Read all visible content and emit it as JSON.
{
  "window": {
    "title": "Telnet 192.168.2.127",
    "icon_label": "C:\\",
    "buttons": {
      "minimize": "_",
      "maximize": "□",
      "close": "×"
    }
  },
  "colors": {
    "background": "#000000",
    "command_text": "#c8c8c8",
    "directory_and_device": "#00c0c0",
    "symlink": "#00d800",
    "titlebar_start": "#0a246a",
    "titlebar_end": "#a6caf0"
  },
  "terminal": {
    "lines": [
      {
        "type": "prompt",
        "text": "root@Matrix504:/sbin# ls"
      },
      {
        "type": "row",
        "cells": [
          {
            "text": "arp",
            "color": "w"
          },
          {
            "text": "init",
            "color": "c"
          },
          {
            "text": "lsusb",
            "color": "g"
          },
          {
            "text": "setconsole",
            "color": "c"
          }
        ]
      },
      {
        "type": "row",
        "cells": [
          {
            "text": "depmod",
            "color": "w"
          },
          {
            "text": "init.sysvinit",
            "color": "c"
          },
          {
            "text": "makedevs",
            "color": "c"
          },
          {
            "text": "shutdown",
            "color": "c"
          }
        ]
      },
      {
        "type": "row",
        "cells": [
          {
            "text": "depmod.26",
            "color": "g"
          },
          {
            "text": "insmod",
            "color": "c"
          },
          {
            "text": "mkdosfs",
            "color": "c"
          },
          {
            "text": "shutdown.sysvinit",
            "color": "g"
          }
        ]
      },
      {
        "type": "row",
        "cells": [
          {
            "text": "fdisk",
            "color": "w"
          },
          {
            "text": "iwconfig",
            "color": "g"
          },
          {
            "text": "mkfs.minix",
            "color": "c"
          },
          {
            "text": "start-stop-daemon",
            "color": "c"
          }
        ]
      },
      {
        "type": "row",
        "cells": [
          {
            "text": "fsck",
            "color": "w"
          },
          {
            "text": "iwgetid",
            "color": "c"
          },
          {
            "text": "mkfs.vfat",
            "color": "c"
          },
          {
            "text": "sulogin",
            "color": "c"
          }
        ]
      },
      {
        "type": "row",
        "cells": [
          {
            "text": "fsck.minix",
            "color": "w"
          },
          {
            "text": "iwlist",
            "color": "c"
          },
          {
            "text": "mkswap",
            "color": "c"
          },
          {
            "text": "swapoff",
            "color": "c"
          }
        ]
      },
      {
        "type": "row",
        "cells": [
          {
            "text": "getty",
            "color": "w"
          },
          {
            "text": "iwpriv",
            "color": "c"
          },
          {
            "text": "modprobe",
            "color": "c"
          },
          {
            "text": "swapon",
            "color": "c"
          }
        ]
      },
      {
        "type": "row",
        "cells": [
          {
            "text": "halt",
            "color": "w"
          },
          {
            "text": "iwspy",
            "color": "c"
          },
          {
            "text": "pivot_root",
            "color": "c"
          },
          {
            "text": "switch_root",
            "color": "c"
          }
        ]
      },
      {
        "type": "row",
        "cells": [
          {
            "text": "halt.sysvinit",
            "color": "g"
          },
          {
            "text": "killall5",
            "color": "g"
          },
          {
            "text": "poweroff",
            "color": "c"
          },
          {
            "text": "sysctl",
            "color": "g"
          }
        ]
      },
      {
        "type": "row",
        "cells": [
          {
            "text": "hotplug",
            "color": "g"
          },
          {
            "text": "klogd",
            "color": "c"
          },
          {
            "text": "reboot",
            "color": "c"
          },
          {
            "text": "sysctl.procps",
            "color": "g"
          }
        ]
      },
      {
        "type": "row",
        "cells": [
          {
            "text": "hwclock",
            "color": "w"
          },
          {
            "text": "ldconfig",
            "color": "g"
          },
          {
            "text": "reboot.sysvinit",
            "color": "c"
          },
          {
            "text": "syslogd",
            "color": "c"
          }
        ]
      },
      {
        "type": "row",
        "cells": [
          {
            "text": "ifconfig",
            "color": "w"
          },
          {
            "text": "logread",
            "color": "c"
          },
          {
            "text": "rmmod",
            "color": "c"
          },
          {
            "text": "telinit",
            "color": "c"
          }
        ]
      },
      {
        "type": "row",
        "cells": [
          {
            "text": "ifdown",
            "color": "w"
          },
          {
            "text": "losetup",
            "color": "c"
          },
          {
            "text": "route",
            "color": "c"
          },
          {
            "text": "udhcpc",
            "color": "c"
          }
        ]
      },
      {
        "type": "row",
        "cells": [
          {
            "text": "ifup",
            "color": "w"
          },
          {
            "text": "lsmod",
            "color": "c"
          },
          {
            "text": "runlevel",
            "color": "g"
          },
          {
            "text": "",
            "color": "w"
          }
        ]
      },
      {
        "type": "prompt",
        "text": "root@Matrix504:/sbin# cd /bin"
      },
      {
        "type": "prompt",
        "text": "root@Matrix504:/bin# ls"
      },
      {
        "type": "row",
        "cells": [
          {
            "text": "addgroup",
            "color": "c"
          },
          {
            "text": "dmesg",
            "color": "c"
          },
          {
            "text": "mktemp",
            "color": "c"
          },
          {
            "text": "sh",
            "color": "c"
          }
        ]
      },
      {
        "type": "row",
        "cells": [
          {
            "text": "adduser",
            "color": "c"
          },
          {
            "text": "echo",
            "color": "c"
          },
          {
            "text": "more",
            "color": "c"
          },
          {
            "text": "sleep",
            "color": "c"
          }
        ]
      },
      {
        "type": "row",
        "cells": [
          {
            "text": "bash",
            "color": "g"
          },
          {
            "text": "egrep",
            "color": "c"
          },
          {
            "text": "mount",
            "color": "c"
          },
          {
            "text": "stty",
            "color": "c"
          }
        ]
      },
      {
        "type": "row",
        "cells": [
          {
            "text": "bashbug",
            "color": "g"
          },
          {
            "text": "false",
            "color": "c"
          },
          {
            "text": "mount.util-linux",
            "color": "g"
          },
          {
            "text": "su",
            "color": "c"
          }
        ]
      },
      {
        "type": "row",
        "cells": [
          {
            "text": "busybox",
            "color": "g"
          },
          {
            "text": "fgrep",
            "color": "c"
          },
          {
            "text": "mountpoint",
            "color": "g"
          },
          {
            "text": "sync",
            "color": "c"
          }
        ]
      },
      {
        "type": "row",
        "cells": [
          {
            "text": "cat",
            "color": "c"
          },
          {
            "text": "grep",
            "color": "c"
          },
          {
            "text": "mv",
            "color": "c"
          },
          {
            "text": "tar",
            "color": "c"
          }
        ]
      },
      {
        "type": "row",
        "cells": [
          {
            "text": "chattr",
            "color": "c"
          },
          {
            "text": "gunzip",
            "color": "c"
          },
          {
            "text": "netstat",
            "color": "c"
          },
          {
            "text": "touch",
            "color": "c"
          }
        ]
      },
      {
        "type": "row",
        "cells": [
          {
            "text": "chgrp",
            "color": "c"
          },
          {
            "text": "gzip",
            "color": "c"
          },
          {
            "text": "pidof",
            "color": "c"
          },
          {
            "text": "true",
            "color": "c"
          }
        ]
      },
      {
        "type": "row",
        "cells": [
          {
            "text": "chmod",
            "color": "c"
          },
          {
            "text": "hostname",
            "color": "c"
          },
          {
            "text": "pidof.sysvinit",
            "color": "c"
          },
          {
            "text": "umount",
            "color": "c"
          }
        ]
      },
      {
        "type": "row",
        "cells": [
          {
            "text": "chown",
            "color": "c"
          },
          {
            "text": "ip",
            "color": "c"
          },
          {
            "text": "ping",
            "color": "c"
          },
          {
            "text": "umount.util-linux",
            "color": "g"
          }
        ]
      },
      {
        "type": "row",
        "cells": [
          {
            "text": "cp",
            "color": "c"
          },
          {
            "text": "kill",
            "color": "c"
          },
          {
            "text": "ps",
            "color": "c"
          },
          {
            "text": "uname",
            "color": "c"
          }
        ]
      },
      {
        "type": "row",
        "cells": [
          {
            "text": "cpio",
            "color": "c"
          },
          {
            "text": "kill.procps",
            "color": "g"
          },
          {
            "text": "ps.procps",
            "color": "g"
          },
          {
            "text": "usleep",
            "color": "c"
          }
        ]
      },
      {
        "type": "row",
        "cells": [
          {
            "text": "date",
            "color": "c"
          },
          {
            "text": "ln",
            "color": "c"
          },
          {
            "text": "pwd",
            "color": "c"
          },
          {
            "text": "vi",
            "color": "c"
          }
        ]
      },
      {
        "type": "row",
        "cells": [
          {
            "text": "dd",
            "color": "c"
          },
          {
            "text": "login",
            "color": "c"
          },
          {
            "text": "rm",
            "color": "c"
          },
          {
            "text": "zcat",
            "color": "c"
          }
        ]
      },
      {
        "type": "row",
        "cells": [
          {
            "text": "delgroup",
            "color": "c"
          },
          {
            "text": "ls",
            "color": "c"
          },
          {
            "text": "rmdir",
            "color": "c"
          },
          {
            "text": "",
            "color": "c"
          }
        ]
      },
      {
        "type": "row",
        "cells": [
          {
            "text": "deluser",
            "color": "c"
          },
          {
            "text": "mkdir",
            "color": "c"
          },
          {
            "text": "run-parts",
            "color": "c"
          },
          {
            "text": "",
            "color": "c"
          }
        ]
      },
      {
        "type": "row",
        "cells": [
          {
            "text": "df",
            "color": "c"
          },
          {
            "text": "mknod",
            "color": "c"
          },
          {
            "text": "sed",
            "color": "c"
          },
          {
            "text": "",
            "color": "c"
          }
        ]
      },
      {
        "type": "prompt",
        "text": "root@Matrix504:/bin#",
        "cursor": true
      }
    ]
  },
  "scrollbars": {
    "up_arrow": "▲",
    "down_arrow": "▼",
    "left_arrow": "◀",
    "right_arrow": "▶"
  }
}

* * *

From the listing above, copy every line that holds the string "linux".

* **RESPONSE**
            "text": "mount.util-linux",
            "text": "umount.util-linux",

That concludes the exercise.